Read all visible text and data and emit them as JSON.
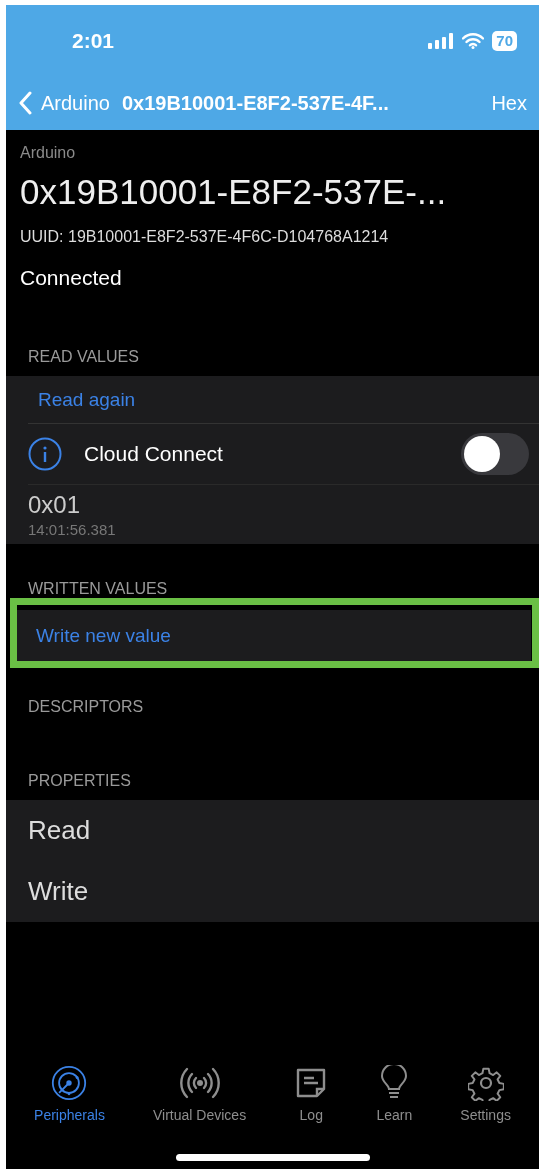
{
  "status_bar": {
    "time": "2:01",
    "battery": "70"
  },
  "nav_bar": {
    "back_label": "Arduino",
    "title": "0x19B10001-E8F2-537E-4F...",
    "action": "Hex"
  },
  "header": {
    "device": "Arduino",
    "title": "0x19B10001-E8F2-537E-...",
    "uuid": "UUID: 19B10001-E8F2-537E-4F6C-D104768A1214",
    "status": "Connected"
  },
  "read_values": {
    "heading": "READ VALUES",
    "action": "Read again",
    "toggle": {
      "label": "Cloud Connect",
      "checked": false
    },
    "value": "0x01",
    "timestamp": "14:01:56.381"
  },
  "written_values": {
    "heading": "WRITTEN VALUES",
    "action": "Write new value",
    "highlighted": true
  },
  "descriptors": {
    "heading": "DESCRIPTORS"
  },
  "properties": {
    "heading": "PROPERTIES",
    "items": [
      "Read",
      "Write"
    ]
  },
  "tab_bar": [
    {
      "kind": "radar",
      "label": "Peripherals",
      "selected": true
    },
    {
      "kind": "broadcast",
      "label": "Virtual Devices",
      "selected": false
    },
    {
      "kind": "log",
      "label": "Log",
      "selected": false
    },
    {
      "kind": "bulb",
      "label": "Learn",
      "selected": false
    },
    {
      "kind": "gear",
      "label": "Settings",
      "selected": false
    }
  ]
}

**WHAT THE TASK REQUIRES**. Write out each line of the data exactly; the images should be left out.

**FINAL ANSWER**.
Read all visible text and data and emit them as JSON.
{
  "status_bar": {
    "time": "2:01",
    "battery": "70"
  },
  "nav_bar": {
    "back_label": "Arduino",
    "title": "0x19B10001-E8F2-537E-4F...",
    "action": "Hex"
  },
  "header": {
    "device": "Arduino",
    "title": "0x19B10001-E8F2-537E-...",
    "uuid": "UUID: 19B10001-E8F2-537E-4F6C-D104768A1214",
    "status": "Connected"
  },
  "read_values": {
    "heading": "READ VALUES",
    "action": "Read again",
    "toggle": {
      "label": "Cloud Connect",
      "checked": false
    },
    "value": "0x01",
    "timestamp": "14:01:56.381"
  },
  "written_values": {
    "heading": "WRITTEN VALUES",
    "action": "Write new value",
    "highlighted": true
  },
  "descriptors": {
    "heading": "DESCRIPTORS"
  },
  "properties": {
    "heading": "PROPERTIES",
    "items": [
      "Read",
      "Write"
    ]
  },
  "tab_bar": [
    {
      "kind": "radar",
      "label": "Peripherals",
      "selected": true
    },
    {
      "kind": "broadcast",
      "label": "Virtual Devices",
      "selected": false
    },
    {
      "kind": "log",
      "label": "Log",
      "selected": false
    },
    {
      "kind": "bulb",
      "label": "Learn",
      "selected": false
    },
    {
      "kind": "gear",
      "label": "Settings",
      "selected": false
    }
  ]
}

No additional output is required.